Task objective —
Reply only with how many lines contain the word "云上陕西科技运营有限公司".

Stored dataset items

------------------------------------------------

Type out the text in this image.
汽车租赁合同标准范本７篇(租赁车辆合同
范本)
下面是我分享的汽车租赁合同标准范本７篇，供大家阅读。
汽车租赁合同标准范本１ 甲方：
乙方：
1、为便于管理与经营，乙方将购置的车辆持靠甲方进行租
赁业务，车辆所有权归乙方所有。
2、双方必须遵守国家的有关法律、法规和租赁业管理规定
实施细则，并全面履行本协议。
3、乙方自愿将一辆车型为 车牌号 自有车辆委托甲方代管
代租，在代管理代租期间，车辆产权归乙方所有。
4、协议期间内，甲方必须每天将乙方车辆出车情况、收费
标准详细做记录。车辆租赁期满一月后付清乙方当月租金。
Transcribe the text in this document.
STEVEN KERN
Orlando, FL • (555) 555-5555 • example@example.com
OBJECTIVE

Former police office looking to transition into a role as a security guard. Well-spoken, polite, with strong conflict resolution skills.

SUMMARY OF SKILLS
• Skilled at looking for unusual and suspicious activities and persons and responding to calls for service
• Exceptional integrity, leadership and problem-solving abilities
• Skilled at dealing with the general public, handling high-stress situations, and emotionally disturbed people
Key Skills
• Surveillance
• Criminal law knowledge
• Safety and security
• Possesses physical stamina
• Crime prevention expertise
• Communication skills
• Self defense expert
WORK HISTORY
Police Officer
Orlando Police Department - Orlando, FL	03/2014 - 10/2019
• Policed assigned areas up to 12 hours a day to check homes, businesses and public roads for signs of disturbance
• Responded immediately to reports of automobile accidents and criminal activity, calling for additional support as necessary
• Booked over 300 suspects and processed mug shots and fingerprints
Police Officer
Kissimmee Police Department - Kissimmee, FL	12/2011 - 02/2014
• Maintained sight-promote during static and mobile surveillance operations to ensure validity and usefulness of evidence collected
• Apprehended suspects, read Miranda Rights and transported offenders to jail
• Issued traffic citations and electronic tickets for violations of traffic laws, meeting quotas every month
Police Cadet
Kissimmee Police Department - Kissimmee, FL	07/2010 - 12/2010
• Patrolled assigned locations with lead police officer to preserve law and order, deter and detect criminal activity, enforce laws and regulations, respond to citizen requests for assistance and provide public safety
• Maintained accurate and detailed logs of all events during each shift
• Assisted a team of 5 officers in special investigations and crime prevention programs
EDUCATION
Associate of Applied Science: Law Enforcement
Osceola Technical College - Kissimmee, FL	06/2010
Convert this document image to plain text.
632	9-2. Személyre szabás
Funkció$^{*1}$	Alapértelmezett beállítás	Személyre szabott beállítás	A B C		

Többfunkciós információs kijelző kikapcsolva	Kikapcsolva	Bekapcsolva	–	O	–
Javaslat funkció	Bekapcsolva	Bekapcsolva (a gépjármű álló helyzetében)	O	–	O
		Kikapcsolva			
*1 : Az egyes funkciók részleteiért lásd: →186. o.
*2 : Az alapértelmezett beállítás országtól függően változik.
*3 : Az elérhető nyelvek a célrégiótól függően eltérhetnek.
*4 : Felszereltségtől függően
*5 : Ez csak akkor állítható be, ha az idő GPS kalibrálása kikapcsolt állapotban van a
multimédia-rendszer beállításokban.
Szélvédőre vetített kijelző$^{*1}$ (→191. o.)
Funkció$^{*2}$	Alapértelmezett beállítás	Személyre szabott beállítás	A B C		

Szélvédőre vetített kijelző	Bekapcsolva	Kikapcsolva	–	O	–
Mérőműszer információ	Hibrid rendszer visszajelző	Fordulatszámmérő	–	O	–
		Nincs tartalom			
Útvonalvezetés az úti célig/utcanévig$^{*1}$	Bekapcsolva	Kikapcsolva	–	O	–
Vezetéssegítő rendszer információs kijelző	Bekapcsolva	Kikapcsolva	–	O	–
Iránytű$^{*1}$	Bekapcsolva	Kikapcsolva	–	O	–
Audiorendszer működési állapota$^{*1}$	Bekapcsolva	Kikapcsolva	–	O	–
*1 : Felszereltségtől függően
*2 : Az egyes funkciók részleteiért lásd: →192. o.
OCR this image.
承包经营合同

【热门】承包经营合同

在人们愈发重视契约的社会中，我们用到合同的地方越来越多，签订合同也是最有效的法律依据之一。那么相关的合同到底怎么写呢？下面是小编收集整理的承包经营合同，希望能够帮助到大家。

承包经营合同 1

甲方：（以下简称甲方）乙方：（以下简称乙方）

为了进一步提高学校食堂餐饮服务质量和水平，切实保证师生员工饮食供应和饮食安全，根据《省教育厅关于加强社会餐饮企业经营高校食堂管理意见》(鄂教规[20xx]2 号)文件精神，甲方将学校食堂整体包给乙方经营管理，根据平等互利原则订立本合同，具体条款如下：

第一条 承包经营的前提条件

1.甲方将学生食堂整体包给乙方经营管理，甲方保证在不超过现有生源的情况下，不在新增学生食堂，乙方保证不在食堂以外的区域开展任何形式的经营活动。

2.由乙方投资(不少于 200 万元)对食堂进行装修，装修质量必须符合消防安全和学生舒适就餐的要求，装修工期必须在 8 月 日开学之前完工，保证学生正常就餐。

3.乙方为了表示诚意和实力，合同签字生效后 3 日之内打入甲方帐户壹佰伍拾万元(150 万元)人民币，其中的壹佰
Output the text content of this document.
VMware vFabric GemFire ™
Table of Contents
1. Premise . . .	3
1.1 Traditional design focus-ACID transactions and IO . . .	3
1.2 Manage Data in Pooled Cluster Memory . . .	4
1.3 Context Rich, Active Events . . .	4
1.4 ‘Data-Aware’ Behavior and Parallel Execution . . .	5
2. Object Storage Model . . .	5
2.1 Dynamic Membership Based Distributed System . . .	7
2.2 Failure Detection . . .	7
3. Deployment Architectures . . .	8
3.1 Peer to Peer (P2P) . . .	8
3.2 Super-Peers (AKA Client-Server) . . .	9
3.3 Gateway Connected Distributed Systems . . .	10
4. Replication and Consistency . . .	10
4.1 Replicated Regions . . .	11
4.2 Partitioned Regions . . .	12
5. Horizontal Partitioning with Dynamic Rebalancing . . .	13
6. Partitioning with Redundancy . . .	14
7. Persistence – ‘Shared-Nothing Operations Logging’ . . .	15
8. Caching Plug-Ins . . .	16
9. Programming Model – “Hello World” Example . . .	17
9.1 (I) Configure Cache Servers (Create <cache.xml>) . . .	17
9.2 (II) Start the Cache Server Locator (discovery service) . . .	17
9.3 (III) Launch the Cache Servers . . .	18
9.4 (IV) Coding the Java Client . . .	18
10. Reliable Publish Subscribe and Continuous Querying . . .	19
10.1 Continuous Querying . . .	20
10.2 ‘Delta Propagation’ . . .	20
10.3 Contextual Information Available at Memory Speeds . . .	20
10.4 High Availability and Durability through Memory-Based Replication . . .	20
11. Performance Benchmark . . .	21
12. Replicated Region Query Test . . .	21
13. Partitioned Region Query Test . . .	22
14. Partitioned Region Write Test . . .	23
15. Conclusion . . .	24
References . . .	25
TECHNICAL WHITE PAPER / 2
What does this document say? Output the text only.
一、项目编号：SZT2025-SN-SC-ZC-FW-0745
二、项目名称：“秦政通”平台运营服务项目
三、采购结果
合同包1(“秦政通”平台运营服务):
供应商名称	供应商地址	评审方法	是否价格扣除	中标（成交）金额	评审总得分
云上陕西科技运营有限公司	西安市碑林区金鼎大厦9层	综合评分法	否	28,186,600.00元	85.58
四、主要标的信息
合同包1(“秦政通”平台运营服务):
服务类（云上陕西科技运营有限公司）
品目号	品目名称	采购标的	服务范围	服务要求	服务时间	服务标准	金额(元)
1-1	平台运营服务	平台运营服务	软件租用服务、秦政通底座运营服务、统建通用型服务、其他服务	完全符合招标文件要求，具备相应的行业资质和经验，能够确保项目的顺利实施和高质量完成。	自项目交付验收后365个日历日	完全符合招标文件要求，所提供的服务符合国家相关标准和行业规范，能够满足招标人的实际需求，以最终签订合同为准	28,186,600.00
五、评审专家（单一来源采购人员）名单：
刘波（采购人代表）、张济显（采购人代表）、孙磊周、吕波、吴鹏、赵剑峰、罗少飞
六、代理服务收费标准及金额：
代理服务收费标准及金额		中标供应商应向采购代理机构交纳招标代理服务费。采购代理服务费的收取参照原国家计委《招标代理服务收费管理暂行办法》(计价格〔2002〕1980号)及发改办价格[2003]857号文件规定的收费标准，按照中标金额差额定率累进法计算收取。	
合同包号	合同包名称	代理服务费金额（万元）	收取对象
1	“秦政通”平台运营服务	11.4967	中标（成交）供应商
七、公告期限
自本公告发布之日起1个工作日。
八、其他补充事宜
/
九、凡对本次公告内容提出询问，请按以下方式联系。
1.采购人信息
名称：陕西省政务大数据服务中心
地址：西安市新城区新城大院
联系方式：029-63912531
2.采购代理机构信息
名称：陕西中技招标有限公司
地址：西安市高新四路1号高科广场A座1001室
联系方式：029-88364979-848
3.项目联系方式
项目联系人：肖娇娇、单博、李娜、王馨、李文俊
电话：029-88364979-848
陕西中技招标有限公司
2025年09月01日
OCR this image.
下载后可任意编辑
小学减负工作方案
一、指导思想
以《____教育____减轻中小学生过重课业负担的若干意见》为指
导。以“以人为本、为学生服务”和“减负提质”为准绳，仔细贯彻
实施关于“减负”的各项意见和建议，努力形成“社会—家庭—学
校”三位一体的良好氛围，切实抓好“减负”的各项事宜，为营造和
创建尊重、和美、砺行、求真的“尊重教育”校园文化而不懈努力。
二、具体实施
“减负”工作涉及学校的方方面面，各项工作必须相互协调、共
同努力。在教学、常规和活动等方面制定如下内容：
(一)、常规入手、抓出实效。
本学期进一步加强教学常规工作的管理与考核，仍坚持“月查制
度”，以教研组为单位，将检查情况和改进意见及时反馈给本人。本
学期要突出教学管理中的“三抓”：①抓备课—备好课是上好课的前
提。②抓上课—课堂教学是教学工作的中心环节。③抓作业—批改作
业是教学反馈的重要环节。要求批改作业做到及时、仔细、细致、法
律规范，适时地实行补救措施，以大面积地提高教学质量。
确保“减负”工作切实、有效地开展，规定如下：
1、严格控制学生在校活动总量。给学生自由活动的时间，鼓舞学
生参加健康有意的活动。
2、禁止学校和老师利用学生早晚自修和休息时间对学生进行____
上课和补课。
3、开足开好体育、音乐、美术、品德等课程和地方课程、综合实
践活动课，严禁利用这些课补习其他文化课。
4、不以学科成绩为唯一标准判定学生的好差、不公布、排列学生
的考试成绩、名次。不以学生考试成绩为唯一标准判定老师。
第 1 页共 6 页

------------------------------------------------

Solution below —
2